◆ Direction ◆
Copy down all of the data underneath, exactly as shown.

§

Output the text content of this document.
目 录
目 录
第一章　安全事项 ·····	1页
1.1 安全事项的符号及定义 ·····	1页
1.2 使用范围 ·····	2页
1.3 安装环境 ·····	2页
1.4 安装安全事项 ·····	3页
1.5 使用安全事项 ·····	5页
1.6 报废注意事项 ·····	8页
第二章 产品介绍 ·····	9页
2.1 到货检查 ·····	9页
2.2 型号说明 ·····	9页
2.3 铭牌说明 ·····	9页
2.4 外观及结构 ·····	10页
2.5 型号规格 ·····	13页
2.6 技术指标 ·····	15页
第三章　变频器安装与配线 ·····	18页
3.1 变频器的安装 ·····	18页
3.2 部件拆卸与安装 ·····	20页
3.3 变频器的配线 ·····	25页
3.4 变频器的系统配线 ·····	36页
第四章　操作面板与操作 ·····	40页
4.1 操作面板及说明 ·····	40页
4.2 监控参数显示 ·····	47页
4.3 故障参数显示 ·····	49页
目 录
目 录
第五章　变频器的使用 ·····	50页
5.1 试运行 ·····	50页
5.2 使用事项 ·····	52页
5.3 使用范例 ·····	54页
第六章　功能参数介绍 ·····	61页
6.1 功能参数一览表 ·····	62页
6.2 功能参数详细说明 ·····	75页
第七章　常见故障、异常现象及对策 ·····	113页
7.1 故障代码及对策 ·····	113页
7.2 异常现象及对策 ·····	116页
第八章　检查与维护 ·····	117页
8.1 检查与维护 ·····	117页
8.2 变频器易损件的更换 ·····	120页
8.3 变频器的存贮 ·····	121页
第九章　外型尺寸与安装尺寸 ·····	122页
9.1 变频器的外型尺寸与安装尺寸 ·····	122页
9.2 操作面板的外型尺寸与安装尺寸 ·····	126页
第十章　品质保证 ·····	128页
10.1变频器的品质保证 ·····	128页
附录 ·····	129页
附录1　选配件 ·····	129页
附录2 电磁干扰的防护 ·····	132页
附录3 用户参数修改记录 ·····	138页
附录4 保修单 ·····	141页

§

◆ Task output ◆
Output the text content of this document.
目 录
目 录
第一章　安全事项 ·····	1页
1.1 安全事项的符号及定义 ·····	1页
1.2 使用范围 ·····	2页
1.3 安装环境 ·····	2页
1.4 安装安全事项 ·····	3页
1.5 使用安全事项 ·····	5页
1.6 报废注意事项 ·····	8页
第二章 产品介绍 ·····	9页
2.1 到货检查 ·····	9页
2.2 型号说明 ·····	9页
2.3 铭牌说明 ·····	9页
2.4 外观及结构 ·····	10页
2.5 型号规格 ·····	13页
2.6 技术指标 ·····	15页
第三章　变频器安装与配线 ·····	18页
3.1 变频器的安装 ·····	18页
3.2 部件拆卸与安装 ·····	20页
3.3 变频器的配线 ·····	25页
3.4 变频器的系统配线 ·····	36页
第四章　操作面板与操作 ·····	40页
4.1 操作面板及说明 ·····	40页
4.2 监控参数显示 ·····	47页
4.3 故障参数显示 ·····	49页
目 录
目 录
第五章　变频器的使用 ·····	50页
5.1 试运行 ·····	50页
5.2 使用事项 ·····	52页
5.3 使用范例 ·····	54页
第六章　功能参数介绍 ·····	61页
6.1 功能参数一览表 ·····	62页
6.2 功能参数详细说明 ·····	75页
第七章　常见故障、异常现象及对策 ·····	113页
7.1 故障代码及对策 ·····	113页
7.2 异常现象及对策 ·····	116页
第八章　检查与维护 ·····	117页
8.1 检查与维护 ·····	117页
8.2 变频器易损件的更换 ·····	120页
8.3 变频器的存贮 ·····	121页
第九章　外型尺寸与安装尺寸 ·····	122页
9.1 变频器的外型尺寸与安装尺寸 ·····	122页
9.2 操作面板的外型尺寸与安装尺寸 ·····	126页
第十章　品质保证 ·····	128页
10.1变频器的品质保证 ·····	128页
附录 ·····	129页
附录1　选配件 ·····	129页
附录2 电磁干扰的防护 ·····	132页
附录3 用户参数修改记录 ·····	138页
附录4 保修单 ·····	141页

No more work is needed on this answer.